What is needed →
Filter the material below down to the lines that contain the string "text", and copy each of those lines. Treat uppercase and lowercase as different when matching.

==== Extracted records

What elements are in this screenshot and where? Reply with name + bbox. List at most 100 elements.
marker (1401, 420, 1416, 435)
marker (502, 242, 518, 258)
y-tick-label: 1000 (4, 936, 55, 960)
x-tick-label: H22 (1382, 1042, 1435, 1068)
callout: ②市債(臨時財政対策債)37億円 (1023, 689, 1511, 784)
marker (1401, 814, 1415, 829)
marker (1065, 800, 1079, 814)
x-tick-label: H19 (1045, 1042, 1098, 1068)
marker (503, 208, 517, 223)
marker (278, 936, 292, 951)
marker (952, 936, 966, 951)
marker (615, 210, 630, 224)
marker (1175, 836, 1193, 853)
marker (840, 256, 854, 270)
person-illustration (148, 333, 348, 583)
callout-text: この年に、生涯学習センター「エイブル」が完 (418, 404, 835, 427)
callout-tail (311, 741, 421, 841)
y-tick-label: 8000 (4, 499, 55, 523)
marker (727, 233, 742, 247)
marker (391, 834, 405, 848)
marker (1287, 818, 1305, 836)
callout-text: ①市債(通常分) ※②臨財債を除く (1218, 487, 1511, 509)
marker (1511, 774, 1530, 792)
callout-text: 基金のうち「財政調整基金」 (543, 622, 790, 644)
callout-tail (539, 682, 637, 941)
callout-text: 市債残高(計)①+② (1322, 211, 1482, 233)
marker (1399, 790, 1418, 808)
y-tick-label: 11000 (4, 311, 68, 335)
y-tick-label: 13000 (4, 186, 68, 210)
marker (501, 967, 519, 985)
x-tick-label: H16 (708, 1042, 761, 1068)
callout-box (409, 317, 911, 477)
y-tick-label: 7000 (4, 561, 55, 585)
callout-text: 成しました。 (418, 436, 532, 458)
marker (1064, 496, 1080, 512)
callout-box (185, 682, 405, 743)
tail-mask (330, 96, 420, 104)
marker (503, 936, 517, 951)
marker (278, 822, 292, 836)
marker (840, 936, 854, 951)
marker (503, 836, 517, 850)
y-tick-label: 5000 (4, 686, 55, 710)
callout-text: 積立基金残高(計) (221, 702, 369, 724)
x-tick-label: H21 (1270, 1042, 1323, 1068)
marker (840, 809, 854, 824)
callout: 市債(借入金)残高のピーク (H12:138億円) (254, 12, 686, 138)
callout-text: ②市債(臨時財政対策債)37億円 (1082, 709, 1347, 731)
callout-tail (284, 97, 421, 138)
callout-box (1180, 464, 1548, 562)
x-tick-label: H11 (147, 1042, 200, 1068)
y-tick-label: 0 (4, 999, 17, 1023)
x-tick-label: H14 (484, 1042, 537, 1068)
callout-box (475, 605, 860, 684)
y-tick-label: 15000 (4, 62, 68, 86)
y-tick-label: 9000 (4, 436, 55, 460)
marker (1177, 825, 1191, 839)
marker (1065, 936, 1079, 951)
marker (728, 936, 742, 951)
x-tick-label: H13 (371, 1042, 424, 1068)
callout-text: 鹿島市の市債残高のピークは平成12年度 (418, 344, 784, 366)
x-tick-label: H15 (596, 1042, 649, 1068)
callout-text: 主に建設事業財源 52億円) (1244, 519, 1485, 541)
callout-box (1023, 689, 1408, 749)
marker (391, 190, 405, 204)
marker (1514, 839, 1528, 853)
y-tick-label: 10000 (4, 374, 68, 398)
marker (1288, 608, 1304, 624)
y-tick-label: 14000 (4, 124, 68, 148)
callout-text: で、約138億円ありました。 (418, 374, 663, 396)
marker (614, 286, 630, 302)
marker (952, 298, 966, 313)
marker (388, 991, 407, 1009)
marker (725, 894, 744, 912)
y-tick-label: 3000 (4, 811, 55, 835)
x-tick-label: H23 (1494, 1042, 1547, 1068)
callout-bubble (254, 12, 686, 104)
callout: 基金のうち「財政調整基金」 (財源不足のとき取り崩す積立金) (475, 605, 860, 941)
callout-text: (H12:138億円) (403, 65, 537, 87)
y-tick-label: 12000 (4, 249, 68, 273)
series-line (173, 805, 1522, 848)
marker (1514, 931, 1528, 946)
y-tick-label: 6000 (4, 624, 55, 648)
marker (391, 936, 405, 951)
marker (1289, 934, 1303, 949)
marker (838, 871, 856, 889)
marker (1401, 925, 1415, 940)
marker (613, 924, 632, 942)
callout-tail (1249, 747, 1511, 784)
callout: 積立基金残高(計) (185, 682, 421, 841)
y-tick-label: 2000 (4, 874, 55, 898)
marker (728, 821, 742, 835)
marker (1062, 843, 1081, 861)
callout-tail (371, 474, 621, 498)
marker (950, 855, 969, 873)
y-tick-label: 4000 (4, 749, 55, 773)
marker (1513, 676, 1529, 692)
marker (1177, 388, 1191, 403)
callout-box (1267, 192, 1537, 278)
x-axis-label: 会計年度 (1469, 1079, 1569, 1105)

========

Response →
callout-text: この年に、生涯学習センター「エイブル」が完 (418, 404, 835, 427)
callout-text: ①市債(通常分) ※②臨財債を除く (1218, 487, 1511, 509)
callout-text: 基金のうち「財政調整基金」 (543, 622, 790, 644)
callout-text: 市債残高(計)①+② (1322, 211, 1482, 233)
callout-text: 成しました。 (418, 436, 532, 458)
callout-text: 積立基金残高(計) (221, 702, 369, 724)
callout-text: ②市債(臨時財政対策債)37億円 (1082, 709, 1347, 731)
callout-text: 鹿島市の市債残高のピークは平成12年度 (418, 344, 784, 366)
callout-text: 主に建設事業財源 52億円) (1244, 519, 1485, 541)
callout-text: で、約138億円ありました。 (418, 374, 663, 396)
callout-text: (H12:138億円) (403, 65, 537, 87)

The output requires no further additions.